Task goal:
Look at the entries below and reproduce them exactly.

Supplied material:
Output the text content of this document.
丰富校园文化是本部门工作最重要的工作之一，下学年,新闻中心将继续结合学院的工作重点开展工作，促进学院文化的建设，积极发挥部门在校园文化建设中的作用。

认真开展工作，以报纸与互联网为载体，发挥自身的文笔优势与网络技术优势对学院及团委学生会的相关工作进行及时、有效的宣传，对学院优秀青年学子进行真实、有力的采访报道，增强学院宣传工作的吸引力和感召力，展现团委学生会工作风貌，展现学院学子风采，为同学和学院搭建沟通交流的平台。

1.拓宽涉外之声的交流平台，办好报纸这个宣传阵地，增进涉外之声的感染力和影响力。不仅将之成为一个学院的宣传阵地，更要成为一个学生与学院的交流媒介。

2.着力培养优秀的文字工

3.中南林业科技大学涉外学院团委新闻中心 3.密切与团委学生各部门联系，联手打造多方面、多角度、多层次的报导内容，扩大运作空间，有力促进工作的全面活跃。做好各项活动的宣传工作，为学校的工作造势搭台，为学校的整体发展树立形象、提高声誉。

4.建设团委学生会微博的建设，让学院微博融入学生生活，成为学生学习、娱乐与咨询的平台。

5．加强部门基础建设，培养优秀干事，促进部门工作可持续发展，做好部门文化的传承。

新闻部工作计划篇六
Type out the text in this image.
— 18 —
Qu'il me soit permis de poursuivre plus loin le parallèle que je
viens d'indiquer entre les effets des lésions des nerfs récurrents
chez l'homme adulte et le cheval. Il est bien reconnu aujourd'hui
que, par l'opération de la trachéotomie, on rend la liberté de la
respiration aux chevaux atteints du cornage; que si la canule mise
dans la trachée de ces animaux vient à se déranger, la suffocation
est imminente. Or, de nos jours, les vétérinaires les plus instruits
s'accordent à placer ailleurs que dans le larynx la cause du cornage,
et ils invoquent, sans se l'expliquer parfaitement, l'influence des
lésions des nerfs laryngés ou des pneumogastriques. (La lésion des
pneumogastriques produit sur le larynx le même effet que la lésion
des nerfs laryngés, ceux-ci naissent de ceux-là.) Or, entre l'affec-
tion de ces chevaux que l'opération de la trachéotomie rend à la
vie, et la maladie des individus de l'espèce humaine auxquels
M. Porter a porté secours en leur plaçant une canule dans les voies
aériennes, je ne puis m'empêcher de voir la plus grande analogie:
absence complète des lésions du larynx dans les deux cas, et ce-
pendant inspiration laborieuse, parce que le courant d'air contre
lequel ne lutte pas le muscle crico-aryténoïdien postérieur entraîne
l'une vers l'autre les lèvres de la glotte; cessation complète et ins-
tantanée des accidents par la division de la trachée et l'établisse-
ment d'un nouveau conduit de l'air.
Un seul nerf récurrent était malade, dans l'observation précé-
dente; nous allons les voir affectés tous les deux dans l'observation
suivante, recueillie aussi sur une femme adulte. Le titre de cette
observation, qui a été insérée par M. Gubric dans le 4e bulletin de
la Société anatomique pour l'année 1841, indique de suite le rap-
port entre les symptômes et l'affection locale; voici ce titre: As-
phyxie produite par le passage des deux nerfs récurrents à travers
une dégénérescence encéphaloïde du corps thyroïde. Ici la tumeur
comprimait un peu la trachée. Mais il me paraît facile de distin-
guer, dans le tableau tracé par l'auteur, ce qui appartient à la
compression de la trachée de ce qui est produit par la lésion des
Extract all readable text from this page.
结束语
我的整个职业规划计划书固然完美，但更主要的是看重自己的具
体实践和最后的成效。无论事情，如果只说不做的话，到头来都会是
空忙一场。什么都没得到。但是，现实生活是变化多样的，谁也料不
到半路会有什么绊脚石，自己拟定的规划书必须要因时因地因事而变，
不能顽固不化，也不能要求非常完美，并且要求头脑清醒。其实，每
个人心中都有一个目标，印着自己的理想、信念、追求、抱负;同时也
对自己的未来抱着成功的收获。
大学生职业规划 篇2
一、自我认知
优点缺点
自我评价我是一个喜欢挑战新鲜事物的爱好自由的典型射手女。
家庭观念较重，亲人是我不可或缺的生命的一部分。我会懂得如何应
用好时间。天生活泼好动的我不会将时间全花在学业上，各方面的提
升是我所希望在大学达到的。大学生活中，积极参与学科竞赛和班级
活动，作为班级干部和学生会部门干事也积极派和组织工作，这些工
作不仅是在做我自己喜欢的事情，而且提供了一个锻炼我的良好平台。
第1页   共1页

Correct answer:
Output the text content of this document.
丰富校园文化是本部门工作最重要的工作之一，下学年,新闻中心将继续结合学院的工作重点开展工作，促进学院文化的建设，积极发挥部门在校园文化建设中的作用。

认真开展工作，以报纸与互联网为载体，发挥自身的文笔优势与网络技术优势对学院及团委学生会的相关工作进行及时、有效的宣传，对学院优秀青年学子进行真实、有力的采访报道，增强学院宣传工作的吸引力和感召力，展现团委学生会工作风貌，展现学院学子风采，为同学和学院搭建沟通交流的平台。

1.拓宽涉外之声的交流平台，办好报纸这个宣传阵地，增进涉外之声的感染力和影响力。不仅将之成为一个学院的宣传阵地，更要成为一个学生与学院的交流媒介。

2.着力培养优秀的文字工

3.中南林业科技大学涉外学院团委新闻中心 3.密切与团委学生各部门联系，联手打造多方面、多角度、多层次的报导内容，扩大运作空间，有力促进工作的全面活跃。做好各项活动的宣传工作，为学校的工作造势搭台，为学校的整体发展树立形象、提高声誉。

4.建设团委学生会微博的建设，让学院微博融入学生生活，成为学生学习、娱乐与咨询的平台。

5．加强部门基础建设，培养优秀干事，促进部门工作可持续发展，做好部门文化的传承。

新闻部工作计划篇六
Type out the text in this image.
— 18 —
Qu'il me soit permis de poursuivre plus loin le parallèle que je
viens d'indiquer entre les effets des lésions des nerfs récurrents
chez l'homme adulte et le cheval. Il est bien reconnu aujourd'hui
que, par l'opération de la trachéotomie, on rend la liberté de la
respiration aux chevaux atteints du cornage; que si la canule mise
dans la trachée de ces animaux vient à se déranger, la suffocation
est imminente. Or, de nos jours, les vétérinaires les plus instruits
s'accordent à placer ailleurs que dans le larynx la cause du cornage,
et ils invoquent, sans se l'expliquer parfaitement, l'influence des
lésions des nerfs laryngés ou des pneumogastriques. (La lésion des
pneumogastriques produit sur le larynx le même effet que la lésion
des nerfs laryngés, ceux-ci naissent de ceux-là.) Or, entre l'affec-
tion de ces chevaux que l'opération de la trachéotomie rend à la
vie, et la maladie des individus de l'espèce humaine auxquels
M. Porter a porté secours en leur plaçant une canule dans les voies
aériennes, je ne puis m'empêcher de voir la plus grande analogie:
absence complète des lésions du larynx dans les deux cas, et ce-
pendant inspiration laborieuse, parce que le courant d'air contre
lequel ne lutte pas le muscle crico-aryténoïdien postérieur entraîne
l'une vers l'autre les lèvres de la glotte; cessation complète et ins-
tantanée des accidents par la division de la trachée et l'établisse-
ment d'un nouveau conduit de l'air.
Un seul nerf récurrent était malade, dans l'observation précé-
dente; nous allons les voir affectés tous les deux dans l'observation
suivante, recueillie aussi sur une femme adulte. Le titre de cette
observation, qui a été insérée par M. Gubric dans le 4e bulletin de
la Société anatomique pour l'année 1841, indique de suite le rap-
port entre les symptômes et l'affection locale; voici ce titre: As-
phyxie produite par le passage des deux nerfs récurrents à travers
une dégénérescence encéphaloïde du corps thyroïde. Ici la tumeur
comprimait un peu la trachée. Mais il me paraît facile de distin-
guer, dans le tableau tracé par l'auteur, ce qui appartient à la
compression de la trachée de ce qui est produit par la lésion des
Extract all readable text from this page.
结束语
我的整个职业规划计划书固然完美，但更主要的是看重自己的具
体实践和最后的成效。无论事情，如果只说不做的话，到头来都会是
空忙一场。什么都没得到。但是，现实生活是变化多样的，谁也料不
到半路会有什么绊脚石，自己拟定的规划书必须要因时因地因事而变，
不能顽固不化，也不能要求非常完美，并且要求头脑清醒。其实，每
个人心中都有一个目标，印着自己的理想、信念、追求、抱负;同时也
对自己的未来抱着成功的收获。
大学生职业规划 篇2
一、自我认知
优点缺点
自我评价我是一个喜欢挑战新鲜事物的爱好自由的典型射手女。
家庭观念较重，亲人是我不可或缺的生命的一部分。我会懂得如何应
用好时间。天生活泼好动的我不会将时间全花在学业上，各方面的提
升是我所希望在大学达到的。大学生活中，积极参与学科竞赛和班级
活动，作为班级干部和学生会部门干事也积极派和组织工作，这些工
作不仅是在做我自己喜欢的事情，而且提供了一个锻炼我的良好平台。
第1页   共1页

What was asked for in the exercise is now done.